*Exercise*:
Review the lines that follow and copy each one that contains the word "Shoulders".
☆ ☆ ☆ ☆ ☆ ☆ ☆
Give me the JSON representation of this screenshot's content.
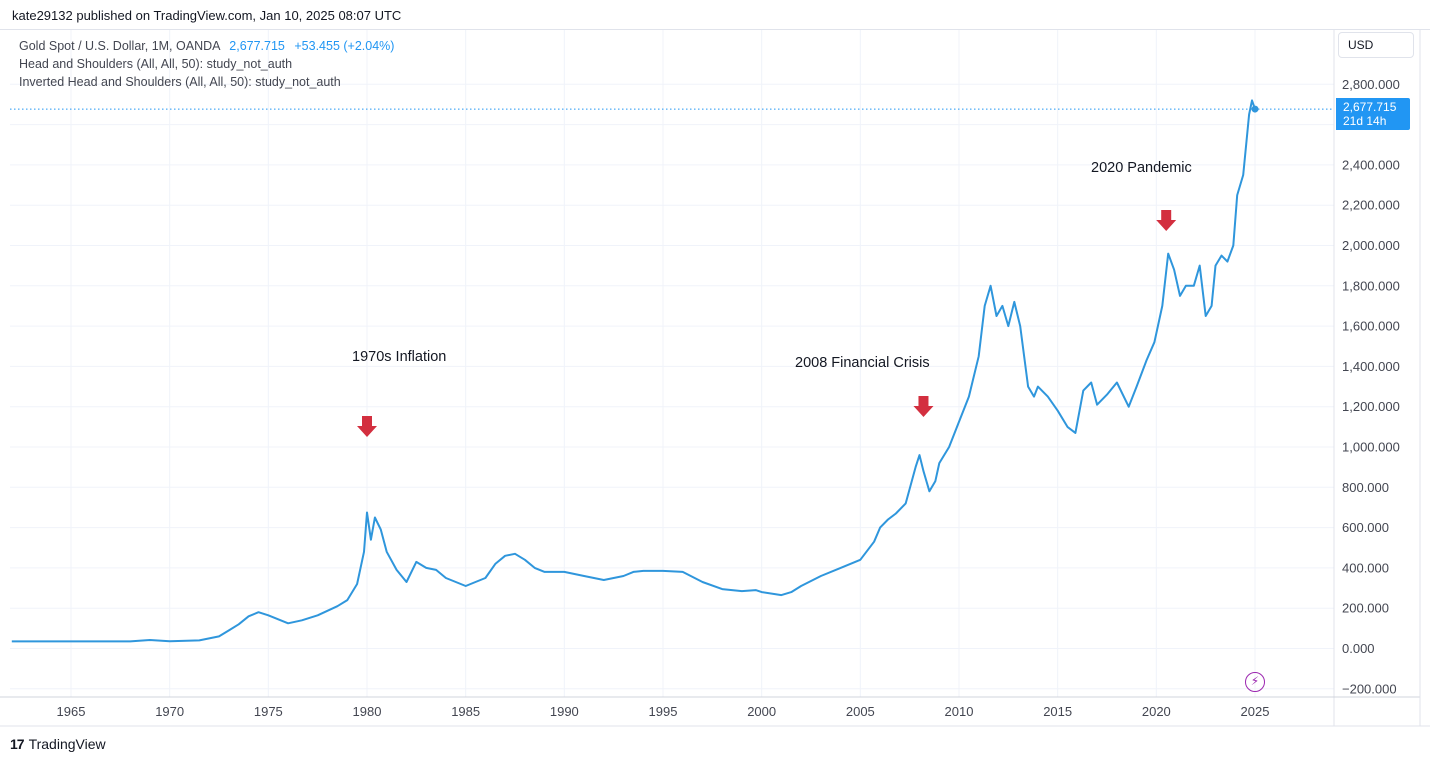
{
  "header": {
    "publisher": "kate29132 published on TradingView.com, Jan 10, 2025 08:07 UTC"
  },
  "legend": {
    "symbol": "Gold Spot / U.S. Dollar, 1M, OANDA",
    "price": "2,677.715",
    "change": "+53.455 (+2.04%)",
    "study1": "Head and Shoulders (All, All, 50): study_not_auth",
    "study2": "Inverted Head and Shoulders (All, All, 50): study_not_auth"
  },
  "price_axis": {
    "currency": "USD",
    "last_price": "2,677.715",
    "countdown": "21d 14h"
  },
  "annotations": [
    {
      "text": "1970s Inflation",
      "x": 1980.0
    },
    {
      "text": "2008 Financial Crisis",
      "x": 2008.2
    },
    {
      "text": "2020 Pandemic",
      "x": 2020.5
    }
  ],
  "footer": {
    "brand": "TradingView",
    "brand_logo": "17"
  },
  "colors": {
    "line": "#2f96dc",
    "arrow": "#d32f3f",
    "grid": "#f0f3fa",
    "accent": "#2196f3"
  },
  "icons": [
    "bolt-icon",
    "tradingview-logo-icon",
    "down-arrow-icon"
  ],
  "chart_data": {
    "type": "line",
    "title": "",
    "xlabel": "",
    "ylabel": "",
    "xlim": [
      1961.9,
      2029.0
    ],
    "ylim": [
      -200,
      3000
    ],
    "x_ticks": [
      1965,
      1970,
      1975,
      1980,
      1985,
      1990,
      1995,
      2000,
      2005,
      2010,
      2015,
      2020,
      2025
    ],
    "y_ticks": [
      -200,
      0,
      200,
      400,
      600,
      800,
      1000,
      1200,
      1400,
      1600,
      1800,
      2000,
      2200,
      2400,
      2800
    ],
    "grid": true,
    "series": [
      {
        "name": "",
        "x": [
          1962.0,
          1968.0,
          1969.0,
          1970.0,
          1971.5,
          1972.5,
          1973.0,
          1973.5,
          1974.0,
          1974.5,
          1975.0,
          1976.0,
          1976.7,
          1977.5,
          1978.5,
          1979.0,
          1979.5,
          1979.85,
          1980.0,
          1980.2,
          1980.4,
          1980.7,
          1981.0,
          1981.5,
          1982.0,
          1982.5,
          1983.0,
          1983.5,
          1984.0,
          1985.0,
          1985.5,
          1986.0,
          1986.5,
          1987.0,
          1987.5,
          1988.0,
          1988.5,
          1989.0,
          1990.0,
          1991.0,
          1992.0,
          1993.0,
          1993.5,
          1994.0,
          1995.0,
          1996.0,
          1997.0,
          1998.0,
          1999.0,
          1999.7,
          2000.0,
          2001.0,
          2001.5,
          2002.0,
          2003.0,
          2004.0,
          2005.0,
          2005.7,
          2006.0,
          2006.4,
          2006.8,
          2007.3,
          2007.8,
          2008.0,
          2008.2,
          2008.5,
          2008.8,
          2009.0,
          2009.5,
          2009.9,
          2010.5,
          2011.0,
          2011.3,
          2011.6,
          2011.9,
          2012.2,
          2012.5,
          2012.8,
          2013.1,
          2013.5,
          2013.8,
          2014.0,
          2014.5,
          2015.0,
          2015.5,
          2015.9,
          2016.3,
          2016.7,
          2017.0,
          2017.5,
          2018.0,
          2018.6,
          2019.0,
          2019.5,
          2019.9,
          2020.3,
          2020.6,
          2020.9,
          2021.2,
          2021.5,
          2021.9,
          2022.2,
          2022.5,
          2022.8,
          2023.0,
          2023.3,
          2023.6,
          2023.9,
          2024.1,
          2024.4,
          2024.7,
          2024.85,
          2025.0
        ],
        "values": [
          35,
          35,
          42,
          36,
          40,
          60,
          90,
          120,
          160,
          180,
          165,
          125,
          140,
          165,
          210,
          240,
          320,
          480,
          675,
          540,
          650,
          590,
          480,
          390,
          330,
          430,
          400,
          390,
          350,
          310,
          330,
          350,
          420,
          460,
          470,
          440,
          400,
          380,
          380,
          360,
          340,
          360,
          380,
          385,
          385,
          380,
          330,
          295,
          285,
          290,
          280,
          265,
          280,
          310,
          360,
          400,
          440,
          530,
          600,
          640,
          670,
          720,
          900,
          960,
          880,
          780,
          830,
          920,
          1000,
          1100,
          1250,
          1450,
          1700,
          1800,
          1650,
          1700,
          1600,
          1720,
          1600,
          1300,
          1250,
          1300,
          1250,
          1180,
          1100,
          1070,
          1280,
          1320,
          1210,
          1260,
          1320,
          1200,
          1300,
          1430,
          1520,
          1700,
          1960,
          1880,
          1750,
          1800,
          1800,
          1900,
          1650,
          1700,
          1900,
          1950,
          1920,
          2000,
          2250,
          2350,
          2650,
          2720,
          2677
        ]
      }
    ]
  }
}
☆ ☆ ☆ ☆ ☆ ☆ ☆
*Reply to the exercise*:
    "study1": "Head and Shoulders (All, All, 50): study_not_auth",
    "study2": "Inverted Head and Shoulders (All, All, 50): study_not_auth"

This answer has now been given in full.